[Extracted records]
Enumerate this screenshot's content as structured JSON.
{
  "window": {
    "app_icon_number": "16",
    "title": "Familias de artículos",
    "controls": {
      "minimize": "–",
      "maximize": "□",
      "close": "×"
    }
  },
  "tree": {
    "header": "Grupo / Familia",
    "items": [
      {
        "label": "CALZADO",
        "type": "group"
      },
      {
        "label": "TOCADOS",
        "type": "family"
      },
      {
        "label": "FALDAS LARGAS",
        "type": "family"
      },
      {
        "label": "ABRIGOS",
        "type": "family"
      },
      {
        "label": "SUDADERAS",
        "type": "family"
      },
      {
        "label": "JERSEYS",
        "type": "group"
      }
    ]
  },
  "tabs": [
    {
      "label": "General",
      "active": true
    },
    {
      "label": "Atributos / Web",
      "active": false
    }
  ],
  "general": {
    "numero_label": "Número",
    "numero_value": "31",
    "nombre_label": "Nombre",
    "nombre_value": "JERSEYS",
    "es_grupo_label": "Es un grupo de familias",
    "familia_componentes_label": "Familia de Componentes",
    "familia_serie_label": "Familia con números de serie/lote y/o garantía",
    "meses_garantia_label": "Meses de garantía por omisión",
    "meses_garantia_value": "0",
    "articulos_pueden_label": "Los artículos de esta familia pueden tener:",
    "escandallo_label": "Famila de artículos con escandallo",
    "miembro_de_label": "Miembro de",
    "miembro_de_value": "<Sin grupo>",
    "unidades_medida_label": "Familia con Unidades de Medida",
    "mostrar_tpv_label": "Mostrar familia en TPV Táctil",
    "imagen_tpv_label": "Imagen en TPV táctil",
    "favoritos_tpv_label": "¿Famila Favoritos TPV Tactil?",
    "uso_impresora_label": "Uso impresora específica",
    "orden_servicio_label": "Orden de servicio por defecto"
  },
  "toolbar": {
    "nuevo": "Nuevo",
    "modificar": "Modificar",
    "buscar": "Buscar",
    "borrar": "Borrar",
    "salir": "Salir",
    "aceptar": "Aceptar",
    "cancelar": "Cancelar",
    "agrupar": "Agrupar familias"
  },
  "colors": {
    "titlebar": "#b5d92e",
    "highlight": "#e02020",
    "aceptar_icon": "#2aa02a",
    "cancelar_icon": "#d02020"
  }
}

> [Written exercise] Using the listing above, please repeat every entry exactly.

> [Task solution]
Enumerate this screenshot's content as structured JSON.
{
  "window": {
    "app_icon_number": "16",
    "title": "Familias de artículos",
    "controls": {
      "minimize": "–",
      "maximize": "□",
      "close": "×"
    }
  },
  "tree": {
    "header": "Grupo / Familia",
    "items": [
      {
        "label": "CALZADO",
        "type": "group"
      },
      {
        "label": "TOCADOS",
        "type": "family"
      },
      {
        "label": "FALDAS LARGAS",
        "type": "family"
      },
      {
        "label": "ABRIGOS",
        "type": "family"
      },
      {
        "label": "SUDADERAS",
        "type": "family"
      },
      {
        "label": "JERSEYS",
        "type": "group"
      }
    ]
  },
  "tabs": [
    {
      "label": "General",
      "active": true
    },
    {
      "label": "Atributos / Web",
      "active": false
    }
  ],
  "general": {
    "numero_label": "Número",
    "numero_value": "31",
    "nombre_label": "Nombre",
    "nombre_value": "JERSEYS",
    "es_grupo_label": "Es un grupo de familias",
    "familia_componentes_label": "Familia de Componentes",
    "familia_serie_label": "Familia con números de serie/lote y/o garantía",
    "meses_garantia_label": "Meses de garantía por omisión",
    "meses_garantia_value": "0",
    "articulos_pueden_label": "Los artículos de esta familia pueden tener:",
    "escandallo_label": "Famila de artículos con escandallo",
    "miembro_de_label": "Miembro de",
    "miembro_de_value": "<Sin grupo>",
    "unidades_medida_label": "Familia con Unidades de Medida",
    "mostrar_tpv_label": "Mostrar familia en TPV Táctil",
    "imagen_tpv_label": "Imagen en TPV táctil",
    "favoritos_tpv_label": "¿Famila Favoritos TPV Tactil?",
    "uso_impresora_label": "Uso impresora específica",
    "orden_servicio_label": "Orden de servicio por defecto"
  },
  "toolbar": {
    "nuevo": "Nuevo",
    "modificar": "Modificar",
    "buscar": "Buscar",
    "borrar": "Borrar",
    "salir": "Salir",
    "aceptar": "Aceptar",
    "cancelar": "Cancelar",
    "agrupar": "Agrupar familias"
  },
  "colors": {
    "titlebar": "#b5d92e",
    "highlight": "#e02020",
    "aceptar_icon": "#2aa02a",
    "cancelar_icon": "#d02020"
  }
}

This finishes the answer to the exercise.